EXERCISE DESCRIPTION:
Output the records exactly. Include every line.

--- start ---

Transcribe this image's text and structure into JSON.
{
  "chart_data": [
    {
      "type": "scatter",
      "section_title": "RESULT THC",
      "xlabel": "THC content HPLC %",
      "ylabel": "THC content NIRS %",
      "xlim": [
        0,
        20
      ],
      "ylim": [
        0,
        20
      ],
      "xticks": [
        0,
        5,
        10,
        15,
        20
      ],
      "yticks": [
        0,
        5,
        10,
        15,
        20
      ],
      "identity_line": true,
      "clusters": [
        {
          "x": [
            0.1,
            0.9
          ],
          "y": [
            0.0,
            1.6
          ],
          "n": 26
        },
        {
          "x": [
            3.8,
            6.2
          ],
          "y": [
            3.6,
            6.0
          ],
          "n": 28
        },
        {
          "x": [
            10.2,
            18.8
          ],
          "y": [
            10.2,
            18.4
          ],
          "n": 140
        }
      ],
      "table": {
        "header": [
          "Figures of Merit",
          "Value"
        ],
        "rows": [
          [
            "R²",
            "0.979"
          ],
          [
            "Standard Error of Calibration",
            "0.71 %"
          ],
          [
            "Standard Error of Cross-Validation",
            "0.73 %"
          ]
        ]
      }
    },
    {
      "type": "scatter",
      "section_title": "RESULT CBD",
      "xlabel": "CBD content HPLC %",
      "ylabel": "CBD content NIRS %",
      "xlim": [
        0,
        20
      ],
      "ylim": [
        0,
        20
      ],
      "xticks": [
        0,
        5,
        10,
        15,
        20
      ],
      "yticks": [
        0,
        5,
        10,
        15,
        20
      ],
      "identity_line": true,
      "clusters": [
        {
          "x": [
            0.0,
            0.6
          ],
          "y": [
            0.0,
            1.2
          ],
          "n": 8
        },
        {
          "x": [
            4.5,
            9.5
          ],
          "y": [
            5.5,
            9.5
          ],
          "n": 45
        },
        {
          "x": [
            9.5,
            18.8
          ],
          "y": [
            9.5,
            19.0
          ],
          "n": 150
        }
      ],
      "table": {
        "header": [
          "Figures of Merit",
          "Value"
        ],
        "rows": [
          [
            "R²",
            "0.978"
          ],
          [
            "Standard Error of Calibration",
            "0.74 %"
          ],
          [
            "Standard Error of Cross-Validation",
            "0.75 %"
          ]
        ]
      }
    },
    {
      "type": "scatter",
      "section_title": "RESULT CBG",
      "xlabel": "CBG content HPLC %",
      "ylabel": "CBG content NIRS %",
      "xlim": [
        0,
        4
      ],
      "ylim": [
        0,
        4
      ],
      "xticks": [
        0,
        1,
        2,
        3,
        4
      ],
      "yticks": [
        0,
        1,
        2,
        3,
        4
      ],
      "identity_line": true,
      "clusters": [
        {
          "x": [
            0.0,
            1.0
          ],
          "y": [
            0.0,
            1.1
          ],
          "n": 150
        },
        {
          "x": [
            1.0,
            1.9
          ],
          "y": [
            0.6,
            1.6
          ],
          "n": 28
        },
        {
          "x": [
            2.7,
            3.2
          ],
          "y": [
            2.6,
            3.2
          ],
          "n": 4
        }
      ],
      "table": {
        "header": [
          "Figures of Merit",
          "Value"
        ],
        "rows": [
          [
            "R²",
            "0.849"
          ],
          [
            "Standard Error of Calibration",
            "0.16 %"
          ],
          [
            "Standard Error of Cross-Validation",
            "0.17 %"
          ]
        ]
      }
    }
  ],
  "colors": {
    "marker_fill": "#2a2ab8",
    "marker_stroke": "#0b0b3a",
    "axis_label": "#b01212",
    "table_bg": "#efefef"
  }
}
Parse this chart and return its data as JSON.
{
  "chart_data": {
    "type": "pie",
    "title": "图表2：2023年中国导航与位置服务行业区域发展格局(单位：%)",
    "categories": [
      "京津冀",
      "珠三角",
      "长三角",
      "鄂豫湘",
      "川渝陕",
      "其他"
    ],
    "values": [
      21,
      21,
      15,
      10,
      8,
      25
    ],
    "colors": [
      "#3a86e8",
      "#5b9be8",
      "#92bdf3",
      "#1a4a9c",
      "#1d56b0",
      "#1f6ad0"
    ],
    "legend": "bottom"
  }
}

--- end ---

ANSWER TO THE EXERCISE:
Transcribe this image's text and structure into JSON.
{
  "chart_data": [
    {
      "type": "scatter",
      "section_title": "RESULT THC",
      "xlabel": "THC content HPLC %",
      "ylabel": "THC content NIRS %",
      "xlim": [
        0,
        20
      ],
      "ylim": [
        0,
        20
      ],
      "xticks": [
        0,
        5,
        10,
        15,
        20
      ],
      "yticks": [
        0,
        5,
        10,
        15,
        20
      ],
      "identity_line": true,
      "clusters": [
        {
          "x": [
            0.1,
            0.9
          ],
          "y": [
            0.0,
            1.6
          ],
          "n": 26
        },
        {
          "x": [
            3.8,
            6.2
          ],
          "y": [
            3.6,
            6.0
          ],
          "n": 28
        },
        {
          "x": [
            10.2,
            18.8
          ],
          "y": [
            10.2,
            18.4
          ],
          "n": 140
        }
      ],
      "table": {
        "header": [
          "Figures of Merit",
          "Value"
        ],
        "rows": [
          [
            "R²",
            "0.979"
          ],
          [
            "Standard Error of Calibration",
            "0.71 %"
          ],
          [
            "Standard Error of Cross-Validation",
            "0.73 %"
          ]
        ]
      }
    },
    {
      "type": "scatter",
      "section_title": "RESULT CBD",
      "xlabel": "CBD content HPLC %",
      "ylabel": "CBD content NIRS %",
      "xlim": [
        0,
        20
      ],
      "ylim": [
        0,
        20
      ],
      "xticks": [
        0,
        5,
        10,
        15,
        20
      ],
      "yticks": [
        0,
        5,
        10,
        15,
        20
      ],
      "identity_line": true,
      "clusters": [
        {
          "x": [
            0.0,
            0.6
          ],
          "y": [
            0.0,
            1.2
          ],
          "n": 8
        },
        {
          "x": [
            4.5,
            9.5
          ],
          "y": [
            5.5,
            9.5
          ],
          "n": 45
        },
        {
          "x": [
            9.5,
            18.8
          ],
          "y": [
            9.5,
            19.0
          ],
          "n": 150
        }
      ],
      "table": {
        "header": [
          "Figures of Merit",
          "Value"
        ],
        "rows": [
          [
            "R²",
            "0.978"
          ],
          [
            "Standard Error of Calibration",
            "0.74 %"
          ],
          [
            "Standard Error of Cross-Validation",
            "0.75 %"
          ]
        ]
      }
    },
    {
      "type": "scatter",
      "section_title": "RESULT CBG",
      "xlabel": "CBG content HPLC %",
      "ylabel": "CBG content NIRS %",
      "xlim": [
        0,
        4
      ],
      "ylim": [
        0,
        4
      ],
      "xticks": [
        0,
        1,
        2,
        3,
        4
      ],
      "yticks": [
        0,
        1,
        2,
        3,
        4
      ],
      "identity_line": true,
      "clusters": [
        {
          "x": [
            0.0,
            1.0
          ],
          "y": [
            0.0,
            1.1
          ],
          "n": 150
        },
        {
          "x": [
            1.0,
            1.9
          ],
          "y": [
            0.6,
            1.6
          ],
          "n": 28
        },
        {
          "x": [
            2.7,
            3.2
          ],
          "y": [
            2.6,
            3.2
          ],
          "n": 4
        }
      ],
      "table": {
        "header": [
          "Figures of Merit",
          "Value"
        ],
        "rows": [
          [
            "R²",
            "0.849"
          ],
          [
            "Standard Error of Calibration",
            "0.16 %"
          ],
          [
            "Standard Error of Cross-Validation",
            "0.17 %"
          ]
        ]
      }
    }
  ],
  "colors": {
    "marker_fill": "#2a2ab8",
    "marker_stroke": "#0b0b3a",
    "axis_label": "#b01212",
    "table_bg": "#efefef"
  }
}
Parse this chart and return its data as JSON.
{
  "chart_data": {
    "type": "pie",
    "title": "图表2：2023年中国导航与位置服务行业区域发展格局(单位：%)",
    "categories": [
      "京津冀",
      "珠三角",
      "长三角",
      "鄂豫湘",
      "川渝陕",
      "其他"
    ],
    "values": [
      21,
      21,
      15,
      10,
      8,
      25
    ],
    "colors": [
      "#3a86e8",
      "#5b9be8",
      "#92bdf3",
      "#1a4a9c",
      "#1d56b0",
      "#1f6ad0"
    ],
    "legend": "bottom"
  }
}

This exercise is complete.